◆ Given text
----------------------------------------
Edit: Yeah, it's a little weird that I put an edit on here before this thing was posted in the first place. It's just because I was discussing this thing with future brother-in-law and former Twinkie Town commenter TheBlackFreighter on Facebook while writing this and he made a great point that I completely agree with, and it contradicts a lot of what I wrote above.
You need character guys like Torii on your squad. He's super competitive and stirs the pot a little. You wonder why the Twins haven't won a playoff series since 2002 ... we have a bunch of brittle players with no mental mettle. And who cares if he's against a gay teammate. I completely disagree with him 100%, but at least he's giving you his honest opinion. His personality and voice is more refreshing than any soundbite that has come from any and all Twins players in the last 5 years.
For a long time I've desired having Nick Swisher as a Twin. Yes, I understand that many people are irritated by how he acts, but he's long been a person that is unafraid to say whatever is on his mind, and for his reputation he's actually stayed out of trouble his entire career. Tack on a career in which he's never had a season under 1.2 WAR and he's a great fit that could shake up a stale Twins clubhouse. Of course, I'm about 85% sure that his personality is the exact reason why the Twins front office would avoid him.
- Congratulations to Ichiro Suzuki as he tallied his 4000th professional hit earlier this week with an opposite-field single off R.A. Dickey of the Blue Jays. As of Friday night, he now has 2723 hits in MLB and 1278 in Japan's Nippon Professional Baseball (NPB), but despite the achievement, there are plenty of fans that believe that Ichiro's milestone deserves an asterisk. After all, it did come in two separate leagues, and the competition level of MLB is far higher than the NPB's. In fact, even Ichiro himself dismissed the idea that he should be spoken in the same breath as Pete Rose and Ty Cobb - the only other men that have reached 4000 hits - as his total is a combination of his MLB and NPB career. Being extremely humble, he actually admitted that he did not want a celebration, but nonetheless his Yankee teammates congratulated him at first base and Blue Jays shortstop and fellow Japan native Munenori Kawasaki applauded him from across the infield. Assuming that Ichiro has two more healthy years in him, he conceivably could reach 3000 MLB hits in his career, and could possibly have his combined MLB and NPB career hit total surpass Rose's record of 4256.
----------------------------------------
[Source records]
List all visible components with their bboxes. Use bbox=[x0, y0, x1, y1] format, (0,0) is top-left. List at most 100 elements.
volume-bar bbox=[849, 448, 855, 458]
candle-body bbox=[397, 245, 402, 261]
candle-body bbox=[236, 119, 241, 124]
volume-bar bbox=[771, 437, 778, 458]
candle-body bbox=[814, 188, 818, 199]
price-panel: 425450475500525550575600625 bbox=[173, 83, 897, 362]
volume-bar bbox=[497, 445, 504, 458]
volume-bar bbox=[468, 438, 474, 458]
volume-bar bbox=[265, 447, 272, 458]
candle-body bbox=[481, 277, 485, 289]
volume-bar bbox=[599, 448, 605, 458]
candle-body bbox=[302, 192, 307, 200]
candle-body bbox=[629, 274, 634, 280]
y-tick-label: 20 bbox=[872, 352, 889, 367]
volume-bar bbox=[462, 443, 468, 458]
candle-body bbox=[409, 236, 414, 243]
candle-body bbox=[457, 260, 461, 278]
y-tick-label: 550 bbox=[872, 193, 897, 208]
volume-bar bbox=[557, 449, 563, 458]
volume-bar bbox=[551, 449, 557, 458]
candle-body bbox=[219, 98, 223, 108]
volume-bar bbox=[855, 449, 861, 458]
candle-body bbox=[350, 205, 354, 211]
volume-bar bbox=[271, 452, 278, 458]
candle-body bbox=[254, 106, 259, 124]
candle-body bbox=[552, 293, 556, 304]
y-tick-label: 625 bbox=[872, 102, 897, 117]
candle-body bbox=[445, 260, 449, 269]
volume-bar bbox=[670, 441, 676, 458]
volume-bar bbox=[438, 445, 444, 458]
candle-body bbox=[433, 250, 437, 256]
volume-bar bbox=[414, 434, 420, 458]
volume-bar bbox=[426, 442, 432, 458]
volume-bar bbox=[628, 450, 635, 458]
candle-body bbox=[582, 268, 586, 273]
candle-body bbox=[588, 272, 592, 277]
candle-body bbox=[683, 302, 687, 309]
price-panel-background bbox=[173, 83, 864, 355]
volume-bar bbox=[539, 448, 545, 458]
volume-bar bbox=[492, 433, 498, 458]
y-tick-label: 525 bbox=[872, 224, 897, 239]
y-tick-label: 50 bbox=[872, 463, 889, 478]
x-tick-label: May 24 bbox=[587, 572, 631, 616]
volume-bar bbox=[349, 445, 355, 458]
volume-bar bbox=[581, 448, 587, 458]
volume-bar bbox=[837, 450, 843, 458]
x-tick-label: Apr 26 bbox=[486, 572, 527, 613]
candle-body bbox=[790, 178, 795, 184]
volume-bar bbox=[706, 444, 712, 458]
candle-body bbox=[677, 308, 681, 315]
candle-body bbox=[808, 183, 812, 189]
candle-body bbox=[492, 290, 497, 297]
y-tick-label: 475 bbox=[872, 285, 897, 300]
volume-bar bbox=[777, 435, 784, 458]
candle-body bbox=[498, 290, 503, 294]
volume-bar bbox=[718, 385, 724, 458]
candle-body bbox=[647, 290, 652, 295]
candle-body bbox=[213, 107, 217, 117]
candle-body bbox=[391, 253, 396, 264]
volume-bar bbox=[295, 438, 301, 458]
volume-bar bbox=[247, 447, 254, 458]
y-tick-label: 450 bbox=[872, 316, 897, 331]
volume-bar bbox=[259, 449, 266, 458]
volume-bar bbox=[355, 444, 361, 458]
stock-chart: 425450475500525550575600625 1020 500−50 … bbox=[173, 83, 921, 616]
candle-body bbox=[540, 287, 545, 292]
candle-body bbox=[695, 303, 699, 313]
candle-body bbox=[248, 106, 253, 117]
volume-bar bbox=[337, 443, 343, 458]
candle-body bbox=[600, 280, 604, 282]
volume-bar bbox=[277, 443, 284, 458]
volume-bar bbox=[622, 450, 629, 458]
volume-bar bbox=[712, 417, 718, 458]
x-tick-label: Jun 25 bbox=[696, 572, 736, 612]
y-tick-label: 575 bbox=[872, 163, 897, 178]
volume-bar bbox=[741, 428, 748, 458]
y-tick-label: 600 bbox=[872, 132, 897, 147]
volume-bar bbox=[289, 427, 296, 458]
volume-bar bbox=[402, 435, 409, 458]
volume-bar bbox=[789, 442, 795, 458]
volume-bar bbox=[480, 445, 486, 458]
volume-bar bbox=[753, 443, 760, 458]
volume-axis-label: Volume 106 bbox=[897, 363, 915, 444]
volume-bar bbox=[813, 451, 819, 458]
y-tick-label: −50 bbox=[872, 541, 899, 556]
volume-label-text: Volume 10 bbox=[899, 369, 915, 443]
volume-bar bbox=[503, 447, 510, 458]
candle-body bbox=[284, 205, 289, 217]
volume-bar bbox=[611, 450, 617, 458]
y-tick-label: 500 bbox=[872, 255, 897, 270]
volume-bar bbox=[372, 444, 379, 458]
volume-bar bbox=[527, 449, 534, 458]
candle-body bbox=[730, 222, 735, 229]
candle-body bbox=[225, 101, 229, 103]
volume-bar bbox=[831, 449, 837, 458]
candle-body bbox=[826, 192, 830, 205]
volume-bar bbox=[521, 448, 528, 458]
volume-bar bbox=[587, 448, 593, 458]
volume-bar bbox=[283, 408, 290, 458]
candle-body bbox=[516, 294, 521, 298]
----------------------------------------
◆ Task goal
Name every baseball player mentioned in the baseball post. The records have no connection to the baseball post.

◆ Answer to this task
- Torii
- Nick Swisher
- Ichiro Suzuki
- R.A. Dickey
- Pete Rose
- Ty Cobb
- Munenori Kawasaki